What you should do: Could you reproduce, character for character, only the stretch of the records from the line containing "- contact-field: Phone: 34" through the line containing "- section-title-general: General", with both of those lines included?

Data rows:

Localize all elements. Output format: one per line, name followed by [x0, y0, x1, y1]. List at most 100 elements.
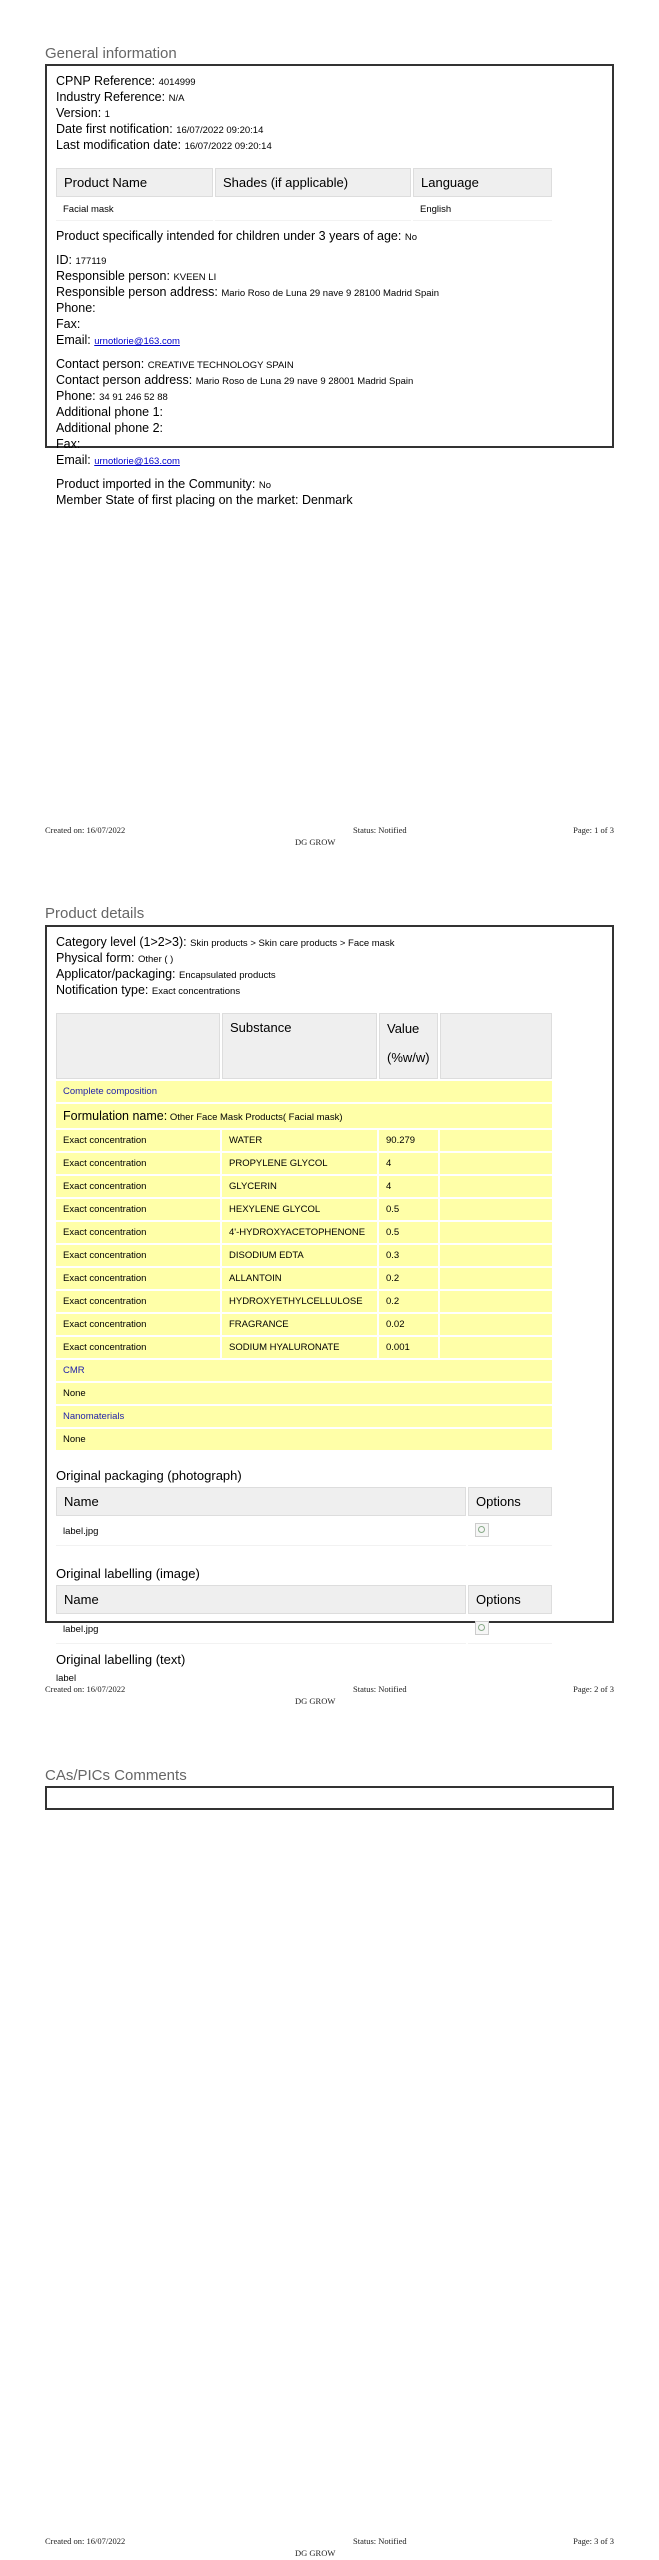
- contact-field: Phone: 34 91 246 52 88: [56, 389, 168, 403]
- contact-field: Contact person address: Mario Roso de Lu…: [56, 373, 414, 387]
- responsible-field: Fax:: [56, 317, 81, 331]
- substance-name: GLYCERIN: [222, 1176, 377, 1197]
- contact-field: Additional phone 2:: [56, 421, 164, 435]
- section-title-general: General information: [45, 45, 177, 62]
- product-field: Notification type: Exact concentrations: [56, 983, 241, 997]
- formulation-name: Formulation name: Other Face Mask Produc…: [56, 1104, 552, 1128]
- packaging-file-name: label.jpg: [56, 1518, 466, 1546]
- substance-name: HYDROXYETHYLCELLULOSE: [222, 1291, 377, 1312]
- labelling-image-title: Original labelling (image): [56, 1566, 200, 1581]
- labelling-text-value: label: [56, 1673, 77, 1684]
- magnify-view-icon[interactable]: [475, 1621, 489, 1635]
- shades-cell: [215, 199, 411, 221]
- composition-row: Exact concentration 4'-HYDROXYACETOPHENON…: [56, 1222, 552, 1243]
- substance-value: 0.001: [379, 1337, 438, 1358]
- contact-field: Contact person: CREATIVE TECHNOLOGY SPAI…: [56, 357, 294, 371]
- concentration-type: Exact concentration: [56, 1245, 220, 1266]
- cmr-label: CMR: [56, 1360, 552, 1381]
- table-row: label.jpg: [56, 1518, 552, 1546]
- general-field: Last modification date: 16/07/2022 09:20…: [56, 138, 272, 152]
- substance-value: 4: [379, 1176, 438, 1197]
- composition-row: Exact concentration HEXYLENE GLYCOL 0.5: [56, 1199, 552, 1220]
- substance-value: 0.3: [379, 1245, 438, 1266]
- children-field: Product specifically intended for childr…: [56, 229, 417, 243]
- substance-name: 4'-HYDROXYACETOPHENONE: [222, 1222, 377, 1243]
- concentration-type: Exact concentration: [56, 1153, 220, 1174]
- substance-name: DISODIUM EDTA: [222, 1245, 377, 1266]
- composition-row: Exact concentration HYDROXYETHYLCELLULOSE…: [56, 1291, 552, 1312]
- labelling-file-name: label.jpg: [56, 1616, 466, 1644]
- general-field: CPNP Reference: 4014999: [56, 74, 196, 88]
- concentration-type: Exact concentration: [56, 1199, 220, 1220]
- substance-name: WATER: [222, 1130, 377, 1151]
- composition-row: Exact concentration PROPYLENE GLYCOL 4: [56, 1153, 552, 1174]
- contact-email-field: Email: urnotlorie@163.com: [56, 453, 180, 467]
- header-substance: Substance: [222, 1013, 377, 1079]
- product-field: Physical form: Other ( ): [56, 951, 174, 965]
- concentration-type: Exact concentration: [56, 1176, 220, 1197]
- responsible-field: Responsible person: KVEEN LI: [56, 269, 217, 283]
- contact-field: Additional phone 1:: [56, 405, 164, 419]
- product-field: Applicator/packaging: Encapsulated produ…: [56, 967, 276, 981]
- general-info-box: CPNP Reference: 4014999 Industry Referenc…: [45, 64, 614, 507]
- complete-composition-label: Complete composition: [56, 1081, 552, 1102]
- header-language: Language: [413, 168, 552, 197]
- composition-row: Exact concentration DISODIUM EDTA 0.3: [56, 1245, 552, 1266]
- table-row: label.jpg: [56, 1616, 552, 1644]
- substance-name: FRAGRANCE: [222, 1314, 377, 1335]
- composition-row: Exact concentration SODIUM HYALURONATE 0.0…: [56, 1337, 552, 1358]
- concentration-type: Exact concentration: [56, 1268, 220, 1289]
- comments-box: [45, 1786, 614, 1810]
- imported-field: Product imported in the Community: No: [56, 477, 272, 491]
- substance-value: 0.5: [379, 1222, 438, 1243]
- concentration-type: Exact concentration: [56, 1314, 220, 1335]
- header-shades: Shades (if applicable): [215, 168, 411, 197]
- substance-value: 0.2: [379, 1268, 438, 1289]
- composition-row: Exact concentration WATER 90.279: [56, 1130, 552, 1151]
- member-state-field: Member State of first placing on the mar…: [56, 493, 353, 507]
- composition-row: Exact concentration GLYCERIN 4: [56, 1176, 552, 1197]
- concentration-type: Exact concentration: [56, 1291, 220, 1312]
- general-field: Date first notification: 16/07/2022 09:2…: [56, 122, 264, 136]
- substance-value: 90.279: [379, 1130, 438, 1151]
- substance-name: PROPYLENE GLYCOL: [222, 1153, 377, 1174]
- substance-value: 0.02: [379, 1314, 438, 1335]
- packaging-table: Name Options label.jpg: [54, 1485, 554, 1548]
- table-row: Facial mask English: [56, 199, 552, 221]
- composition-row: Exact concentration ALLANTOIN 0.2: [56, 1268, 552, 1289]
- cmr-value: None: [56, 1383, 552, 1404]
- concentration-type: Exact concentration: [56, 1130, 220, 1151]
- product-field: Category level (1>2>3): Skin products > …: [56, 935, 395, 949]
- responsible-field: Phone:: [56, 301, 96, 315]
- product-details-box: Category level (1>2>3): Skin products > …: [45, 925, 614, 1684]
- header-empty: [439, 1013, 552, 1079]
- header-type: [56, 1013, 220, 1079]
- responsible-field: ID: 177119: [56, 253, 107, 267]
- section-title-comments: CAs/PICs Comments: [45, 1767, 187, 1784]
- composition-table: Substance Value (%w/w) Complete compositi…: [54, 1011, 554, 1452]
- section-title-product: Product details: [45, 905, 145, 922]
- general-field: Version: 1: [56, 106, 110, 120]
- composition-row: Exact concentration FRAGRANCE 0.02: [56, 1314, 552, 1335]
- packaging-title: Original packaging (photograph): [56, 1468, 242, 1483]
- magnify-view-icon[interactable]: [475, 1523, 489, 1537]
- substance-value: 0.2: [379, 1291, 438, 1312]
- substance-name: ALLANTOIN: [222, 1268, 377, 1289]
- contact-field: Fax:: [56, 437, 81, 451]
- nanomaterials-label: Nanomaterials: [56, 1406, 552, 1427]
- substance-value: 4: [379, 1153, 438, 1174]
- substance-name: SODIUM HYALURONATE: [222, 1337, 377, 1358]
- contact-email-link[interactable]: urnotlorie@163.com: [94, 456, 180, 467]
- product-name-cell: Facial mask: [56, 199, 213, 221]
- responsible-email-field: Email: urnotlorie@163.com: [56, 333, 180, 347]
- substance-name: HEXYLENE GLYCOL: [222, 1199, 377, 1220]
- product-name-table: Product Name Shades (if applicable) Lang…: [54, 166, 554, 223]
- general-field: Industry Reference: N/A: [56, 90, 185, 104]
- labelling-image-table: Name Options label.jpg: [54, 1583, 554, 1646]
- labelling-text-title: Original labelling (text): [56, 1652, 186, 1667]
- responsible-field: Responsible person address: Mario Roso d…: [56, 285, 439, 299]
- substance-value: 0.5: [379, 1199, 438, 1220]
- concentration-type: Exact concentration: [56, 1222, 220, 1243]
- responsible-email-link[interactable]: urnotlorie@163.com: [94, 336, 180, 347]
- concentration-type: Exact concentration: [56, 1337, 220, 1358]
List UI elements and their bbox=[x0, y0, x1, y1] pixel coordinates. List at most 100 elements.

Exercise answer:
- contact-field: Phone: 34 91 246 52 88: [56, 389, 168, 403]
- contact-field: Contact person address: Mario Roso de Lu…: [56, 373, 414, 387]
- responsible-field: Fax:: [56, 317, 81, 331]
- substance-name: GLYCERIN: [222, 1176, 377, 1197]
- contact-field: Additional phone 2:: [56, 421, 164, 435]
- section-title-general: General information: [45, 45, 177, 62]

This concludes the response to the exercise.